* Task objective *
Please write the listing below out again exactly, leaving every picture behind.

[Data excerpts]
——————
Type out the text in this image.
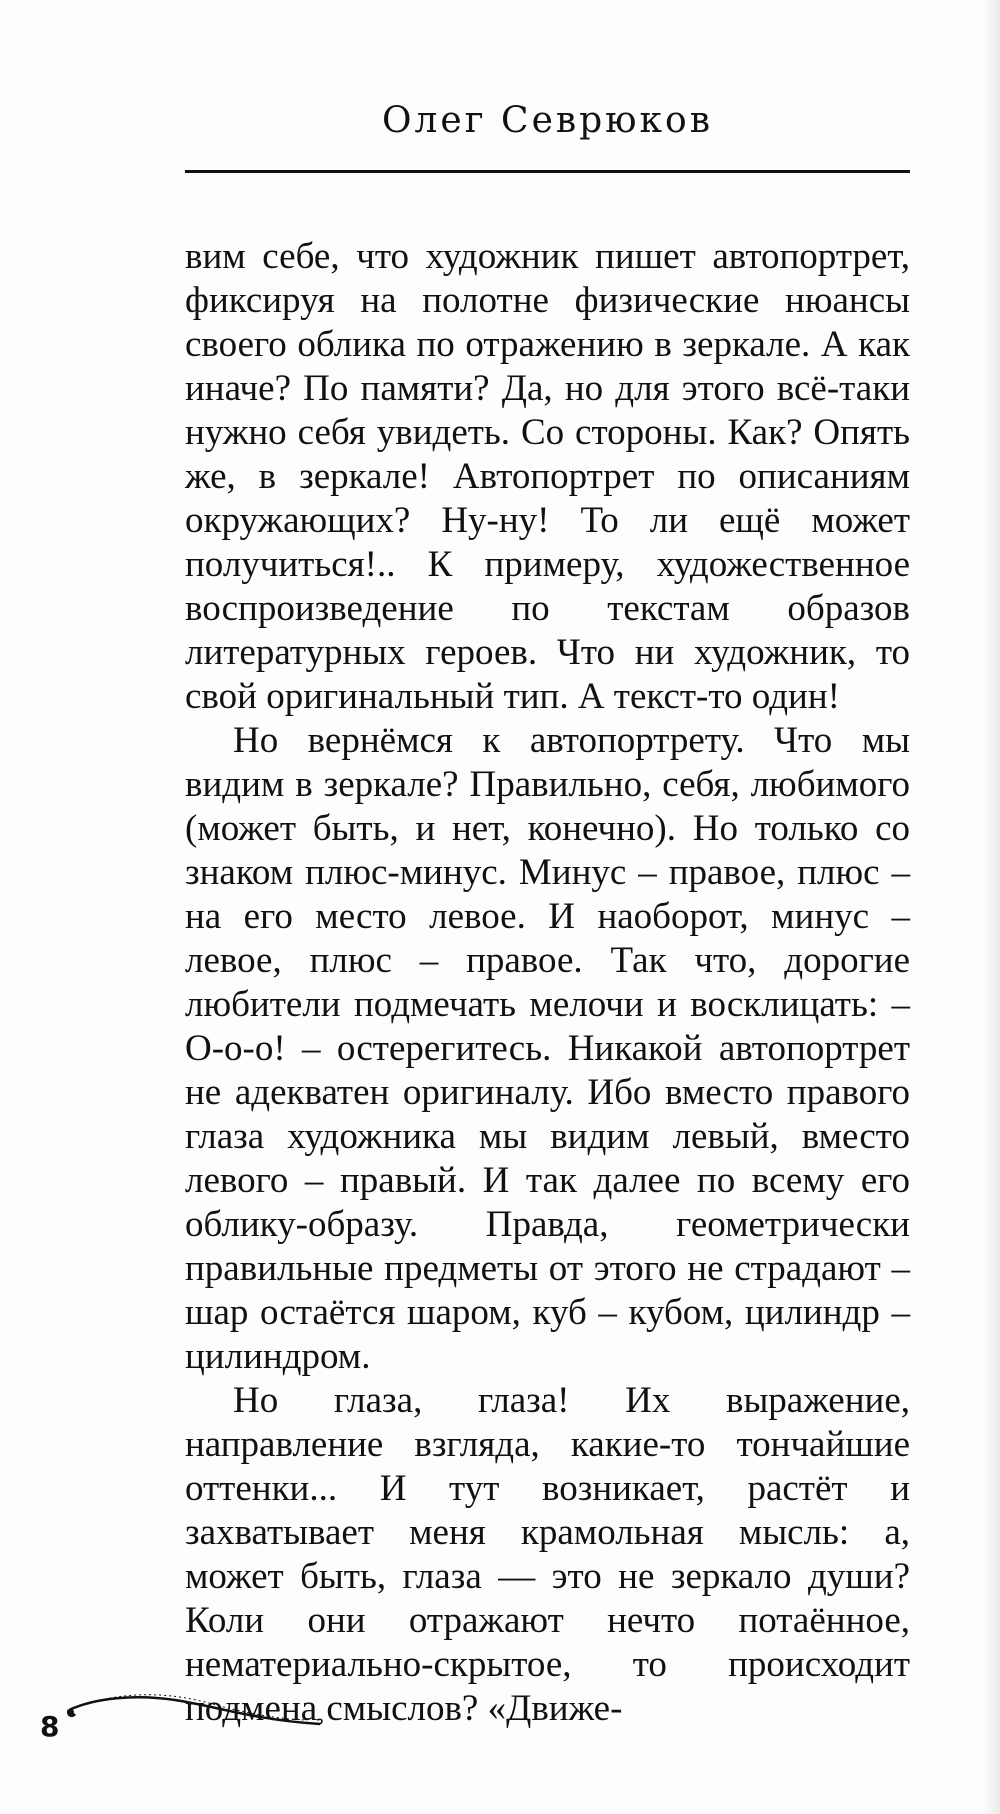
Олег Севрюков

вим себе, что художник пишет автопортрет, фиксируя на полотне физические нюансы своего облика по отражению в зеркале. А как иначе? По памяти? Да, но для этого всё-таки нужно себя увидеть. Со стороны. Как? Опять же, в зеркале! Автопортрет по описаниям окружающих? Ну-ну! То ли ещё может получиться!.. К примеру, художественное воспроизведение по текстам образов литературных героев. Что ни художник, то свой оригинальный тип. А текст-то один!

Но вернёмся к автопортрету. Что мы видим в зеркале? Правильно, себя, любимого (может быть, и нет, конечно). Но только со знаком плюс-минус. Минус – правое, плюс – на его место левое. И наоборот, минус – левое, плюс – правое. Так что, дорогие любители подмечать мелочи и восклицать: – О-о-о! – остерегитесь. Никакой автопортрет не адекватен оригиналу. Ибо вместо правого глаза художника мы видим левый, вместо левого – правый. И так далее по всему его облику-образу. Правда, геометрически правильные предметы от этого не страдают – шар остаётся шаром, куб – кубом, цилиндр – цилиндром.

Но глаза, глаза! Их выражение, направление взгляда, какие-то тончайшие оттенки... И тут возникает, растёт и захватывает меня крамольная мысль: а, может быть, глаза — это не зеркало души? Коли они отражают нечто потаённое, нематериально-скрытое, то происходит подмена смыслов? «Движе-

8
——————
* Written response *
Type out the text in this image.
Олег Севрюков

вим себе, что художник пишет автопортрет, фиксируя на полотне физические нюансы своего облика по отражению в зеркале. А как иначе? По памяти? Да, но для этого всё-таки нужно себя увидеть. Со стороны. Как? Опять же, в зеркале! Автопортрет по описаниям окружающих? Ну-ну! То ли ещё может получиться!.. К примеру, художественное воспроизведение по текстам образов литературных героев. Что ни художник, то свой оригинальный тип. А текст-то один!

Но вернёмся к автопортрету. Что мы видим в зеркале? Правильно, себя, любимого (может быть, и нет, конечно). Но только со знаком плюс-минус. Минус – правое, плюс – на его место левое. И наоборот, минус – левое, плюс – правое. Так что, дорогие любители подмечать мелочи и восклицать: – О-о-о! – остерегитесь. Никакой автопортрет не адекватен оригиналу. Ибо вместо правого глаза художника мы видим левый, вместо левого – правый. И так далее по всему его облику-образу. Правда, геометрически правильные предметы от этого не страдают – шар остаётся шаром, куб – кубом, цилиндр – цилиндром.

Но глаза, глаза! Их выражение, направление взгляда, какие-то тончайшие оттенки... И тут возникает, растёт и захватывает меня крамольная мысль: а, может быть, глаза — это не зеркало души? Коли они отражают нечто потаённое, нематериально-скрытое, то происходит подмена смыслов? «Движе-

8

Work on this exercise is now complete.